### Material for this exercise
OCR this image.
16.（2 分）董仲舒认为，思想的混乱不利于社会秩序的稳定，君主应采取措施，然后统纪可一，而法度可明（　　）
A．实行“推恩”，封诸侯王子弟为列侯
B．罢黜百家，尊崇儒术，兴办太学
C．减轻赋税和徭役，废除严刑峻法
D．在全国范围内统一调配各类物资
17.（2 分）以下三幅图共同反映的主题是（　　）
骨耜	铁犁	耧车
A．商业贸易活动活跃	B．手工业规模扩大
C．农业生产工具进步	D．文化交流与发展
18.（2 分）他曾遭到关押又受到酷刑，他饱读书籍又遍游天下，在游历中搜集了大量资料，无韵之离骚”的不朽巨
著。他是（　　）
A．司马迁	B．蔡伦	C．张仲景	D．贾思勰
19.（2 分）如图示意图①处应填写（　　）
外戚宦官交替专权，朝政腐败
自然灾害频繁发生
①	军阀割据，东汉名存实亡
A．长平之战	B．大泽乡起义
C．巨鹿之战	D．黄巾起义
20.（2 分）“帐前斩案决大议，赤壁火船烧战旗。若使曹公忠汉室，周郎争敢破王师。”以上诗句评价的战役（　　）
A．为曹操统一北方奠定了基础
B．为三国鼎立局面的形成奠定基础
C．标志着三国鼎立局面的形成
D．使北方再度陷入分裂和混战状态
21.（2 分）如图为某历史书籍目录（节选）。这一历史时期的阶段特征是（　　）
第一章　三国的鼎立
######
**Task statement:** Restate the whole listing exactly, leaving out nothing.

**Result for this exercise:**
OCR this image.
16.（2 分）董仲舒认为，思想的混乱不利于社会秩序的稳定，君主应采取措施，然后统纪可一，而法度可明（　　）
A．实行“推恩”，封诸侯王子弟为列侯
B．罢黜百家，尊崇儒术，兴办太学
C．减轻赋税和徭役，废除严刑峻法
D．在全国范围内统一调配各类物资
17.（2 分）以下三幅图共同反映的主题是（　　）
骨耜	铁犁	耧车
A．商业贸易活动活跃	B．手工业规模扩大
C．农业生产工具进步	D．文化交流与发展
18.（2 分）他曾遭到关押又受到酷刑，他饱读书籍又遍游天下，在游历中搜集了大量资料，无韵之离骚”的不朽巨
著。他是（　　）
A．司马迁	B．蔡伦	C．张仲景	D．贾思勰
19.（2 分）如图示意图①处应填写（　　）
外戚宦官交替专权，朝政腐败
自然灾害频繁发生
①	军阀割据，东汉名存实亡
A．长平之战	B．大泽乡起义
C．巨鹿之战	D．黄巾起义
20.（2 分）“帐前斩案决大议，赤壁火船烧战旗。若使曹公忠汉室，周郎争敢破王师。”以上诗句评价的战役（　　）
A．为曹操统一北方奠定了基础
B．为三国鼎立局面的形成奠定基础
C．标志着三国鼎立局面的形成
D．使北方再度陷入分裂和混战状态
21.（2 分）如图为某历史书籍目录（节选）。这一历史时期的阶段特征是（　　）
第一章　三国的鼎立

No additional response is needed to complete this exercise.